• _Dataset records_

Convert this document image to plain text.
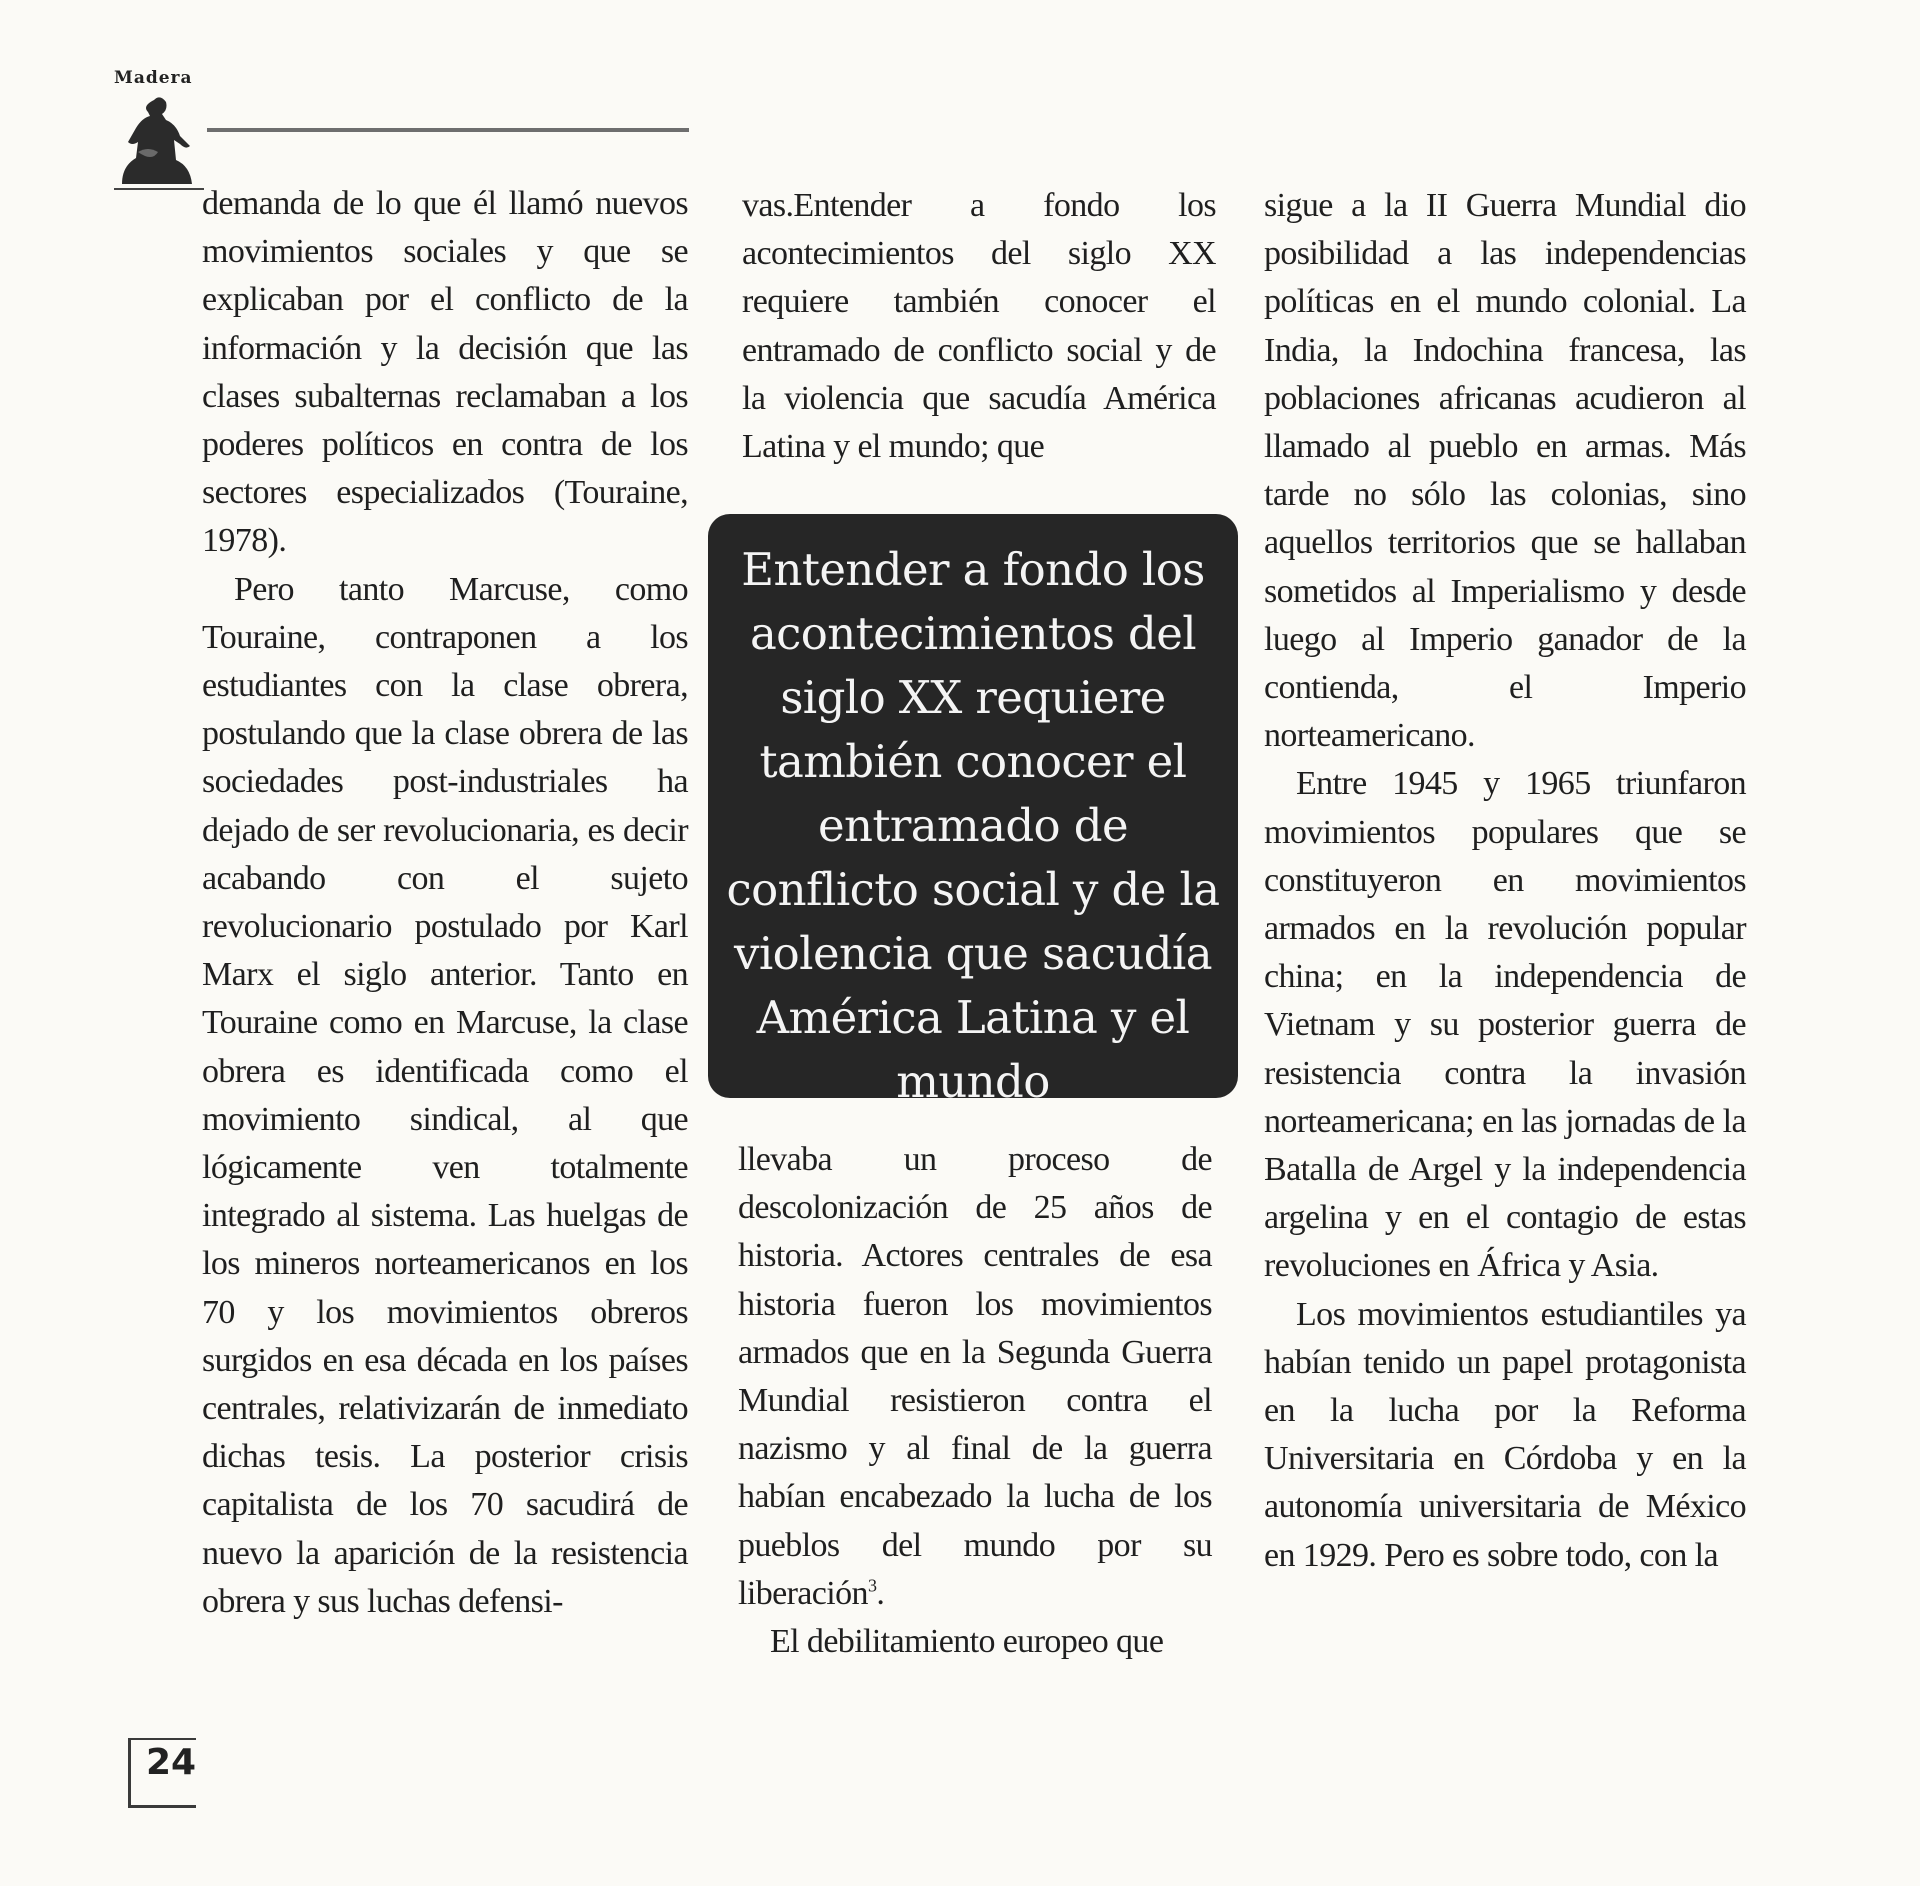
Madera

demanda de lo que él llamó nuevos movimientos sociales y que se explicaban por el conflicto de la información y la decisión que las clases subalternas reclamaban a los poderes políticos en contra de los sectores especializados (Touraine, 1978).

Pero tanto Marcuse, como Touraine, contraponen a los estudiantes con la clase obrera, postulando que la clase obrera de las sociedades post-industriales ha dejado de ser revolucionaria, es decir acabando con el sujeto revolucionario postulado por Karl Marx el siglo anterior. Tanto en Touraine como en Marcuse, la clase obrera es identificada como el movimiento sindical, al que lógicamente ven totalmente integrado al sistema. Las huelgas de los mineros norteamericanos en los 70 y los movimientos obreros surgidos en esa década en los países centrales, relativizarán de inmediato dichas tesis. La posterior crisis capitalista de los 70 sacudirá de nuevo la aparición de la resistencia obrera y sus luchas defensi-

vas.Entender a fondo los acontecimientos del siglo XX requiere también conocer el entramado de conflicto social y de la violencia que sacudía América Latina y el mundo; que

Entender a fondo los acontecimientos del siglo XX requiere también conocer el entramado de conflicto social y de la violencia que sacudía América Latina y el mundo

llevaba un proceso de descolonización de 25 años de historia. Actores centrales de esa historia fueron los movimientos armados que en la Segunda Guerra Mundial resistieron contra el nazismo y al final de la guerra habían encabezado la lucha de los pueblos del mundo por su liberación$^3$.

El debilitamiento europeo que

sigue a la II Guerra Mundial dio posibilidad a las independencias políticas en el mundo colonial. La India, la Indochina francesa, las poblaciones africanas acudieron al llamado al pueblo en armas. Más tarde no sólo las colonias, sino aquellos territorios que se hallaban sometidos al Imperialismo y desde luego al Imperio ganador de la contienda, el Imperio norteamericano.

Entre 1945 y 1965 triunfaron movimientos populares que se constituyeron en movimientos armados en la revolución popular china; en la independencia de Vietnam y su posterior guerra de resistencia contra la invasión norteamericana; en las jornadas de la Batalla de Argel y la independencia argelina y en el contagio de estas revoluciones en África y Asia.

Los movimientos estudiantiles ya habían tenido un papel protagonista en la lucha por la Reforma Universitaria en Córdoba y en la autonomía universitaria de México en 1929. Pero es sobre todo, con la

24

• _What the task asks_
Search the listing for the string "también". Copy each line where it turns up.

• _Result for this task_
vas.Entender a fondo los acontecimientos del siglo XX requiere también conocer el entramado de conflicto social y de la violencia que sacudía América Latina y el mundo; que
Entender a fondo los acontecimientos del siglo XX requiere también conocer el entramado de conflicto social y de la violencia que sacudía América Latina y el mundo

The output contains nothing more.